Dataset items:
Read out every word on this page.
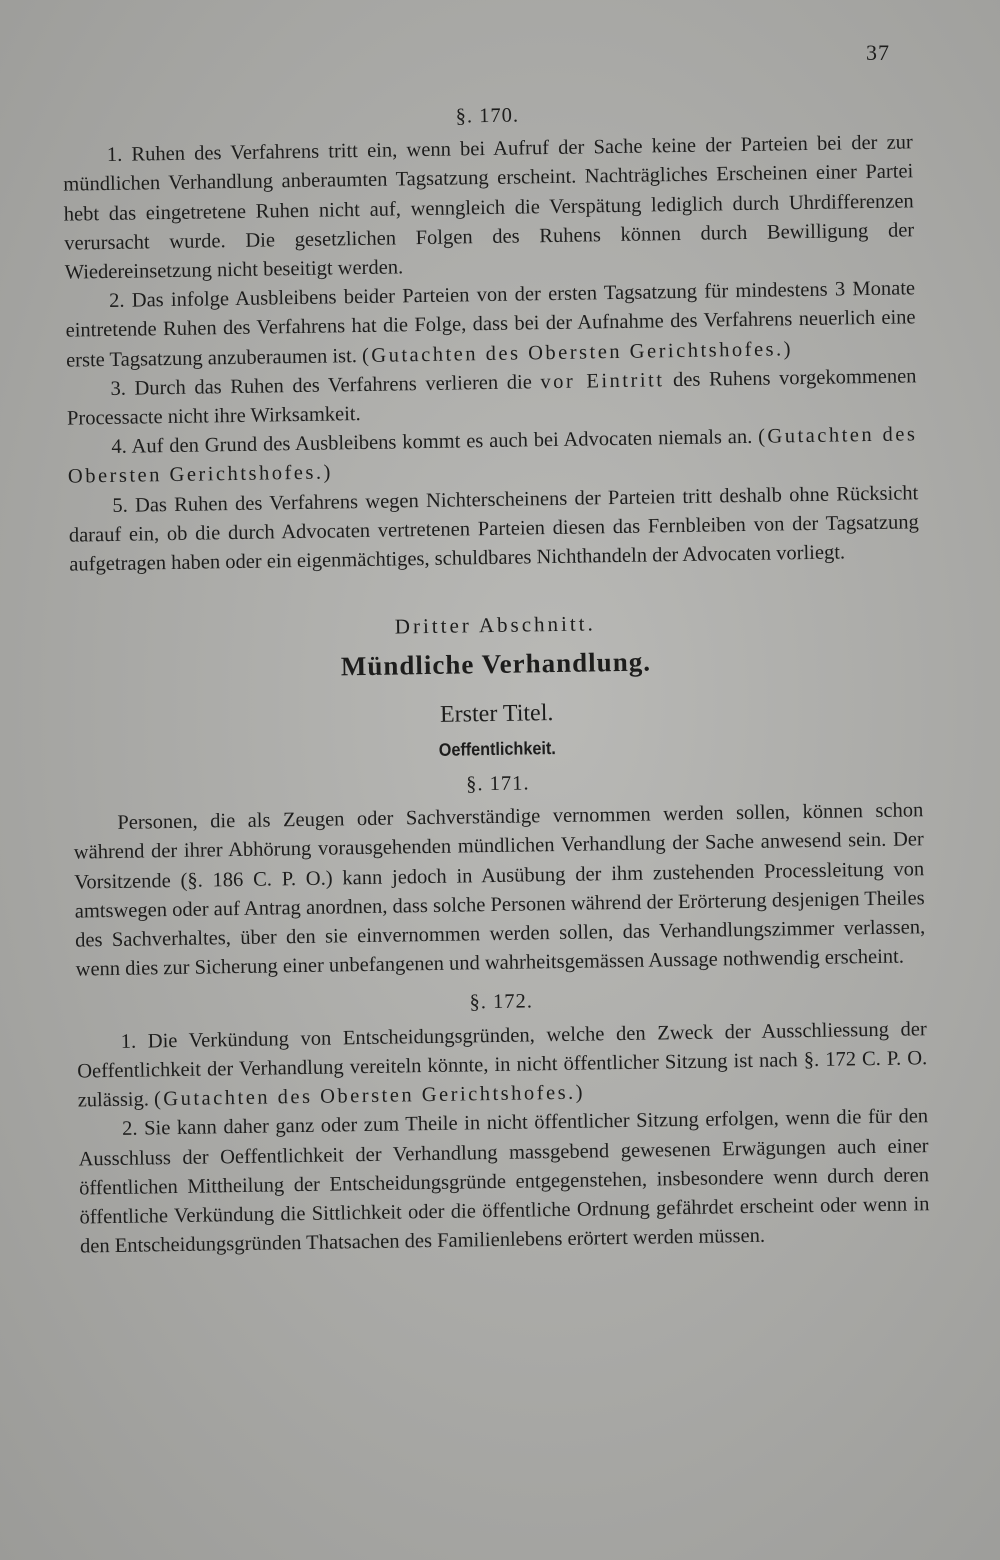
37
§. 170.

1. Ruhen des Verfahrens tritt ein, wenn bei Aufruf der Sache keine der Parteien bei der zur mündlichen Verhandlung anberaumten Tagsatzung erscheint. Nachträgliches Erscheinen einer Partei hebt das eingetretene Ruhen nicht auf, wenngleich die Verspätung lediglich durch Uhrdifferenzen verursacht wurde. Die gesetzlichen Folgen des Ruhens können durch Bewilligung der Wiedereinsetzung nicht beseitigt werden.

2. Das infolge Ausbleibens beider Parteien von der ersten Tagsatzung für mindestens 3 Monate eintretende Ruhen des Verfahrens hat die Folge, dass bei der Aufnahme des Verfahrens neuerlich eine erste Tagsatzung anzuberaumen ist. (Gutachten des Obersten Gerichtshofes.)

3. Durch das Ruhen des Verfahrens verlieren die vor Eintritt des Ruhens vorgekommenen Processacte nicht ihre Wirksamkeit.

4. Auf den Grund des Ausbleibens kommt es auch bei Advocaten niemals an. (Gutachten des Obersten Gerichtshofes.)

5. Das Ruhen des Verfahrens wegen Nichterscheinens der Parteien tritt deshalb ohne Rücksicht darauf ein, ob die durch Advocaten vertretenen Parteien diesen das Fernbleiben von der Tagsatzung aufgetragen haben oder ein eigenmächtiges, schuldbares Nichthandeln der Advocaten vorliegt.

Dritter Abschnitt.
Mündliche Verhandlung.
Erster Titel.
Oeffentlichkeit.
§. 171.

Personen, die als Zeugen oder Sachverständige vernommen werden sollen, können schon während der ihrer Abhörung vorausgehenden mündlichen Verhandlung der Sache anwesend sein. Der Vorsitzende (§. 186 C. P. O.) kann jedoch in Ausübung der ihm zustehenden Processleitung von amtswegen oder auf Antrag anordnen, dass solche Personen während der Erörterung desjenigen Theiles des Sachverhaltes, über den sie einvernommen werden sollen, das Verhandlungszimmer verlassen, wenn dies zur Sicherung einer unbefangenen und wahrheitsgemässen Aussage nothwendig erscheint.

§. 172.

1. Die Verkündung von Entscheidungsgründen, welche den Zweck der Ausschliessung der Oeffentlichkeit der Verhandlung vereiteln könnte, in nicht öffentlicher Sitzung ist nach §. 172 C. P. O. zulässig. (Gutachten des Obersten Gerichtshofes.)

2. Sie kann daher ganz oder zum Theile in nicht öffentlicher Sitzung erfolgen, wenn die für den Ausschluss der Oeffentlichkeit der Verhandlung massgebend gewesenen Erwägungen auch einer öffentlichen Mittheilung der Entscheidungsgründe entgegenstehen, insbesondere wenn durch deren öffentliche Verkündung die Sittlichkeit oder die öffentliche Ordnung gefährdet erscheint oder wenn in den Entscheidungsgründen Thatsachen des Familienlebens erörtert werden müssen.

**Problem details**
Take every line above carrying "Ausbleibens" and return it.

**Complete output**
2. Das infolge Ausbleibens beider Parteien von der ersten Tagsatzung für mindestens 3 Monate eintretende Ruhen des Verfahrens hat die Folge, dass bei der Aufnahme des Verfahrens neuerlich eine erste Tagsatzung anzuberaumen ist. (Gutachten des Obersten Gerichtshofes.)
4. Auf den Grund des Ausbleibens kommt es auch bei Advocaten niemals an. (Gutachten des Obersten Gerichtshofes.)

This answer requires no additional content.